(Data entries for graphics)
__________

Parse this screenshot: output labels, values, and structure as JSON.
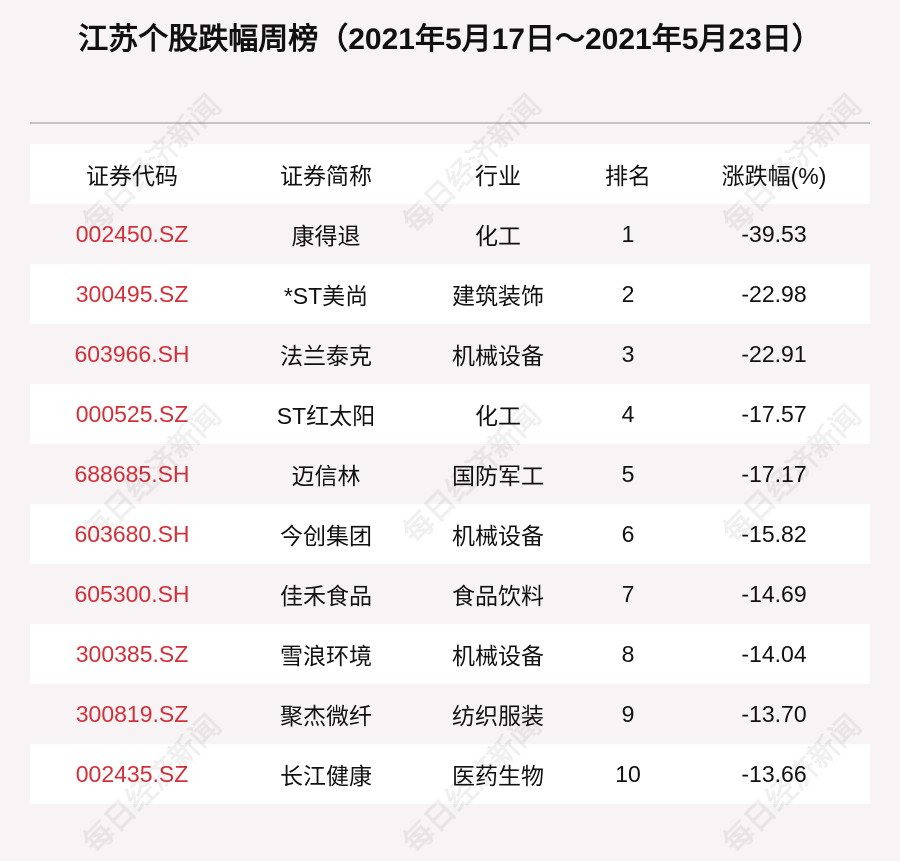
{
  "title": "江苏个股跌幅周榜（2021年5月17日～2021年5月23日）",
  "watermark": "每日经济新闻",
  "colors": {
    "code": "#d3303a",
    "background": "#f8f4f5",
    "row_alt": "#ffffff"
  },
  "table": {
    "headers": [
      "证券代码",
      "证券简称",
      "行业",
      "排名",
      "涨跌幅(%)"
    ],
    "rows": [
      [
        "002450.SZ",
        "康得退",
        "化工",
        "1",
        "-39.53"
      ],
      [
        "300495.SZ",
        "*ST美尚",
        "建筑装饰",
        "2",
        "-22.98"
      ],
      [
        "603966.SH",
        "法兰泰克",
        "机械设备",
        "3",
        "-22.91"
      ],
      [
        "000525.SZ",
        "ST红太阳",
        "化工",
        "4",
        "-17.57"
      ],
      [
        "688685.SH",
        "迈信林",
        "国防军工",
        "5",
        "-17.17"
      ],
      [
        "603680.SH",
        "今创集团",
        "机械设备",
        "6",
        "-15.82"
      ],
      [
        "605300.SH",
        "佳禾食品",
        "食品饮料",
        "7",
        "-14.69"
      ],
      [
        "300385.SZ",
        "雪浪环境",
        "机械设备",
        "8",
        "-14.04"
      ],
      [
        "300819.SZ",
        "聚杰微纤",
        "纺织服装",
        "9",
        "-13.70"
      ],
      [
        "002435.SZ",
        "长江健康",
        "医药生物",
        "10",
        "-13.66"
      ]
    ]
  }
}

__________

Aim of the exercise: From the listing above, print every entry precisely and drop the pictures.

Result for this exercise:
Parse this screenshot: output labels, values, and structure as JSON.
{
  "title": "江苏个股跌幅周榜（2021年5月17日～2021年5月23日）",
  "watermark": "每日经济新闻",
  "colors": {
    "code": "#d3303a",
    "background": "#f8f4f5",
    "row_alt": "#ffffff"
  },
  "table": {
    "headers": [
      "证券代码",
      "证券简称",
      "行业",
      "排名",
      "涨跌幅(%)"
    ],
    "rows": [
      [
        "002450.SZ",
        "康得退",
        "化工",
        "1",
        "-39.53"
      ],
      [
        "300495.SZ",
        "*ST美尚",
        "建筑装饰",
        "2",
        "-22.98"
      ],
      [
        "603966.SH",
        "法兰泰克",
        "机械设备",
        "3",
        "-22.91"
      ],
      [
        "000525.SZ",
        "ST红太阳",
        "化工",
        "4",
        "-17.57"
      ],
      [
        "688685.SH",
        "迈信林",
        "国防军工",
        "5",
        "-17.17"
      ],
      [
        "603680.SH",
        "今创集团",
        "机械设备",
        "6",
        "-15.82"
      ],
      [
        "605300.SH",
        "佳禾食品",
        "食品饮料",
        "7",
        "-14.69"
      ],
      [
        "300385.SZ",
        "雪浪环境",
        "机械设备",
        "8",
        "-14.04"
      ],
      [
        "300819.SZ",
        "聚杰微纤",
        "纺织服装",
        "9",
        "-13.70"
      ],
      [
        "002435.SZ",
        "长江健康",
        "医药生物",
        "10",
        "-13.66"
      ]
    ]
  }
}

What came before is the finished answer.